Au Kazakhstan, rebelles et régime syriens à la table des négociations

pourparlers syrie astana sujet
Commentaire de Pascale Bourgaux

Pour la première fois depuis le début de la guerre en Syrie, voici près de 6 ans, le régime syrien et les combattants rebelles se retrouvent ce lundi 23 janvier à Astana, capitale du Kazakhstan.

dans

Les pourparlers, qui doivent démarrer lundi en début d'après-midi, seront les premiers entre des émissaires de Bachar al-Assad et une délégation composée uniquement de rebelles combattants, les opposants politiques restant cette fois cantonnés à un rôle de conseillers. Ces négociations directes ont, dans un premier temps, un objectif modeste : renforcer le cessez-le-feu instauré le 30 décembre dernier et préparer les négociations sous l'égide de l'ONU prévues le 8 février à Genève. 

► Lire aussi : notre dossier sur la guerre en Syrie.

Qui est là ?

La délégation des rebelles syriens, arrivés ce dimanche matin à Astana pour de premiers pourparlers en face à face avec les représentants du régime de Damas, est menée par Mohammad Allouche. Il est accompagné d'une dizaine de chefs combattants dont Fares Bouyouch, de l'Armée d'Idleb, Hassan Ibrahim, du Front du Sud, et Mamoun Hajj Moussa, du groupe Suqour al-Cham. A l'origine composée de huit membres, la délégation rebelle a été élargie à un total de 14 représentants, auxquels s'ajoutent 21 conseillers.

Quant aux dix émissaires du régime, menés par l'ambassadeur syrien auprès de l'ONU Bachar Jaafari, ils ont quitté Damas ce dimanche.

* _Données fournies_:

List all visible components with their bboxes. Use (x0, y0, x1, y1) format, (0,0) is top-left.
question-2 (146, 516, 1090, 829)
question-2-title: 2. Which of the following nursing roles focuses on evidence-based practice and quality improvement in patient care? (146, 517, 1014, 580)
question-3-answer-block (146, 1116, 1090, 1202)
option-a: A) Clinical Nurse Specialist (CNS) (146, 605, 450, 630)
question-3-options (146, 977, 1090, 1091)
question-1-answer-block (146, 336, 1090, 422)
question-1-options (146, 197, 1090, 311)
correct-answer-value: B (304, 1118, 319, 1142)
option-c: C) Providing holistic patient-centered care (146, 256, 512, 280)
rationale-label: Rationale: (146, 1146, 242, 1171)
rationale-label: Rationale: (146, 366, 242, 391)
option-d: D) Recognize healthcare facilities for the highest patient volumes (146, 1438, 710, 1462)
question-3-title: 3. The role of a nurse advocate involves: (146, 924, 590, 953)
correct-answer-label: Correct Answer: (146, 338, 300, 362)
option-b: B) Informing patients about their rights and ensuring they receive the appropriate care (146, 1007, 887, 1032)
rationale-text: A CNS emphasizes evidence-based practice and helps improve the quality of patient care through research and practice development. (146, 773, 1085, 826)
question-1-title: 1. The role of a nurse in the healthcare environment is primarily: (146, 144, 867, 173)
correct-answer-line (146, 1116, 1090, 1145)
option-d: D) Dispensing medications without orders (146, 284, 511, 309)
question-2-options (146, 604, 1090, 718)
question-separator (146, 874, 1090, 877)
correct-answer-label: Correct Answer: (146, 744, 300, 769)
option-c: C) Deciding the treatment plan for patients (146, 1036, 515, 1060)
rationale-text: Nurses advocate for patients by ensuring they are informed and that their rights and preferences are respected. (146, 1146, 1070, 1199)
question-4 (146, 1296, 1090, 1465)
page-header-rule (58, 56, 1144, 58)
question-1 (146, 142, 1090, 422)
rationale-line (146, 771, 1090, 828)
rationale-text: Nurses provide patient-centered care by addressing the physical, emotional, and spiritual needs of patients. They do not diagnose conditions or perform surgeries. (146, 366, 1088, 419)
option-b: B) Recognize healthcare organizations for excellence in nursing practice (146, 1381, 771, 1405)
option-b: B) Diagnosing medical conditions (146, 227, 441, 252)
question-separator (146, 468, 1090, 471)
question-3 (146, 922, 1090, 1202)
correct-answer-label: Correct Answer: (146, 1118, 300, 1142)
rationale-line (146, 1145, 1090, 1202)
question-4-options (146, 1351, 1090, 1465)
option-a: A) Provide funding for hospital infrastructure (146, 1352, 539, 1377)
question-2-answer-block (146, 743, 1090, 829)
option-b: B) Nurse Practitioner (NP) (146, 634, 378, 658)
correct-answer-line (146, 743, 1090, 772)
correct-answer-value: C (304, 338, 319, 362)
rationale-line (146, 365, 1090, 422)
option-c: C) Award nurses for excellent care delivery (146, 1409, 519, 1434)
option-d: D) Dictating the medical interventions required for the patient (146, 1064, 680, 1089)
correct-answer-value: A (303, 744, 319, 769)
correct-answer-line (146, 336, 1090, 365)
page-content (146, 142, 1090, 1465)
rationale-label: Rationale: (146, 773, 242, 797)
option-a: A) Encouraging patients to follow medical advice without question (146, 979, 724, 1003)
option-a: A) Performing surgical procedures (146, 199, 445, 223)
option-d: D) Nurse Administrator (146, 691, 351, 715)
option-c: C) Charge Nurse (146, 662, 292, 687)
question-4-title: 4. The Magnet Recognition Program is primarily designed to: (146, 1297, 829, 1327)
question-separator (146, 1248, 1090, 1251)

* _Consigne_: Recopiez fidèlement l'article sur les pourparlers d'Astana, depuis « La délégation des » jusqu'à « s'ajoutent 21 conseillers. ».

* _Réponse finale_:
La délégation des rebelles syriens, arrivés ce dimanche matin à Astana pour de premiers pourparlers en face à face avec les représentants du régime de Damas, est menée par Mohammad Allouche. Il est accompagné d'une dizaine de chefs combattants dont Fares Bouyouch, de l'Armée d'Idleb, Hassan Ibrahim, du Front du Sud, et Mamoun Hajj Moussa, du groupe Suqour al-Cham. A l'origine composée de huit membres, la délégation rebelle a été élargie à un total de 14 représentants, auxquels s'ajoutent 21 conseillers.